(TASK DIRECTIONS)
Return all the data below as it stands, minus the pictures.

(RECORDS TO USE)

#####

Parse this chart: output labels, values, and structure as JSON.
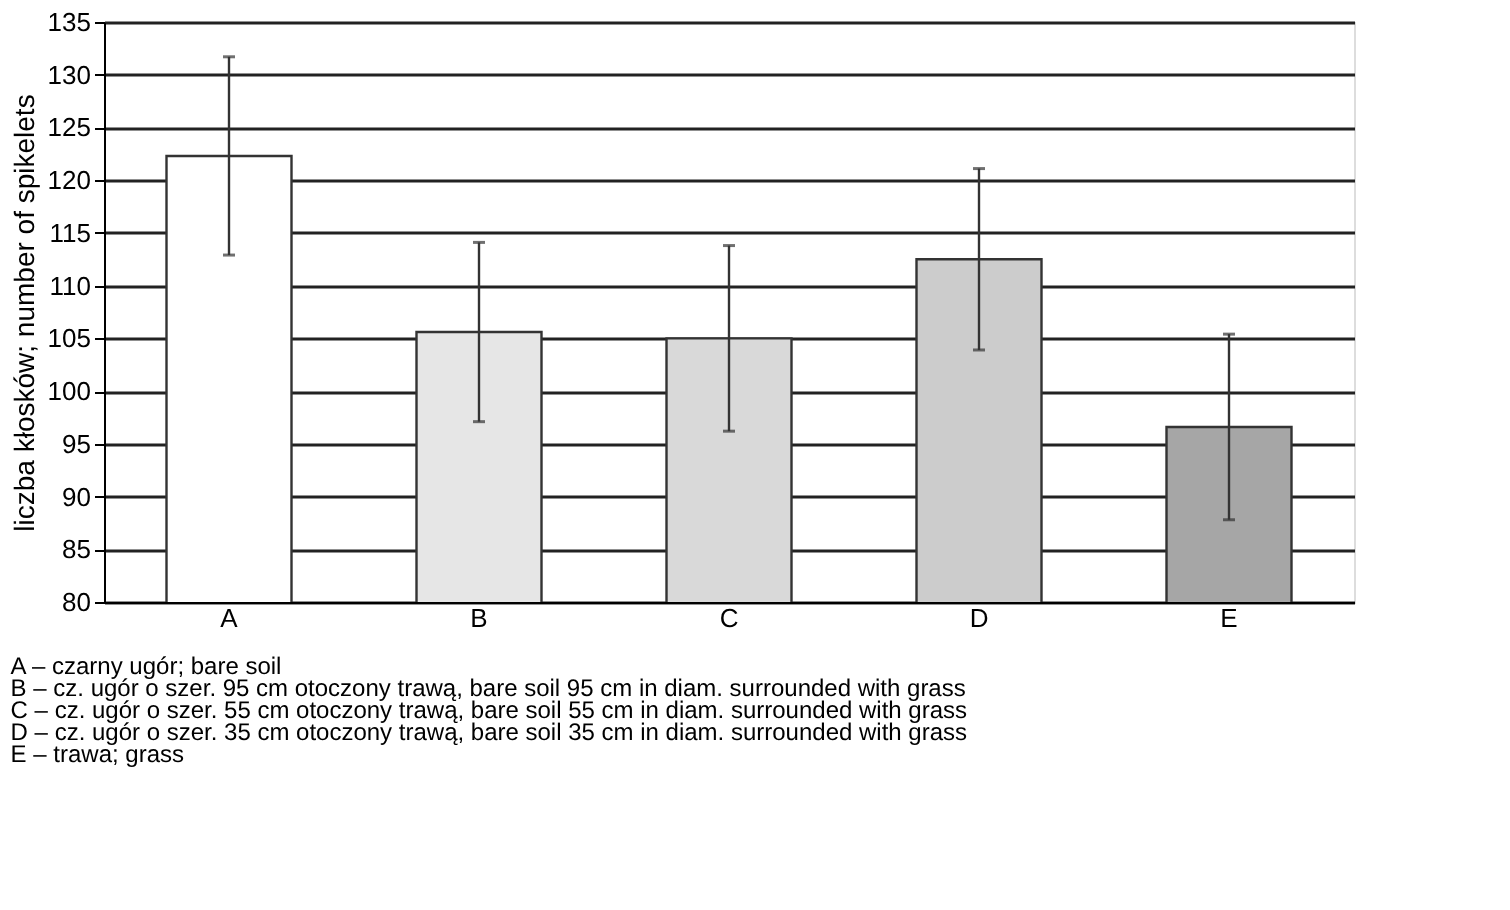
{
  "chart_data": {
    "type": "bar",
    "ylabel": "liczba kłosków; number of spikelets",
    "categories": [
      "A",
      "B",
      "C",
      "D",
      "E"
    ],
    "values": [
      122.3,
      105.6,
      105.0,
      112.5,
      96.6
    ],
    "errors": [
      9.4,
      8.5,
      8.8,
      8.6,
      8.8
    ],
    "colors": [
      "#ffffff",
      "#e6e6e6",
      "#d9d9d9",
      "#cccccc",
      "#a6a6a6"
    ],
    "ylim": [
      80,
      135
    ],
    "yticks": [
      80,
      85,
      90,
      95,
      100,
      105,
      110,
      115,
      120,
      125,
      130,
      135
    ],
    "grid": "y",
    "annotations": [
      "A – czarny ugór; bare soil",
      "B – cz. ugór o szer. 95 cm otoczony trawą, bare soil 95 cm in diam. surrounded with grass",
      "C – cz. ugór o szer. 55 cm otoczony trawą, bare soil 55 cm in diam. surrounded with grass",
      "D – cz. ugór o szer. 35 cm otoczony trawą, bare soil 35 cm in diam. surrounded with grass",
      "E – trawa; grass"
    ]
  }
}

#####

(REPLY TO THE EXERCISE)
Parse this chart: output labels, values, and structure as JSON.
{
  "chart_data": {
    "type": "bar",
    "ylabel": "liczba kłosków; number of spikelets",
    "categories": [
      "A",
      "B",
      "C",
      "D",
      "E"
    ],
    "values": [
      122.3,
      105.6,
      105.0,
      112.5,
      96.6
    ],
    "errors": [
      9.4,
      8.5,
      8.8,
      8.6,
      8.8
    ],
    "colors": [
      "#ffffff",
      "#e6e6e6",
      "#d9d9d9",
      "#cccccc",
      "#a6a6a6"
    ],
    "ylim": [
      80,
      135
    ],
    "yticks": [
      80,
      85,
      90,
      95,
      100,
      105,
      110,
      115,
      120,
      125,
      130,
      135
    ],
    "grid": "y",
    "annotations": [
      "A – czarny ugór; bare soil",
      "B – cz. ugór o szer. 95 cm otoczony trawą, bare soil 95 cm in diam. surrounded with grass",
      "C – cz. ugór o szer. 55 cm otoczony trawą, bare soil 55 cm in diam. surrounded with grass",
      "D – cz. ugór o szer. 35 cm otoczony trawą, bare soil 35 cm in diam. surrounded with grass",
      "E – trawa; grass"
    ]
  }
}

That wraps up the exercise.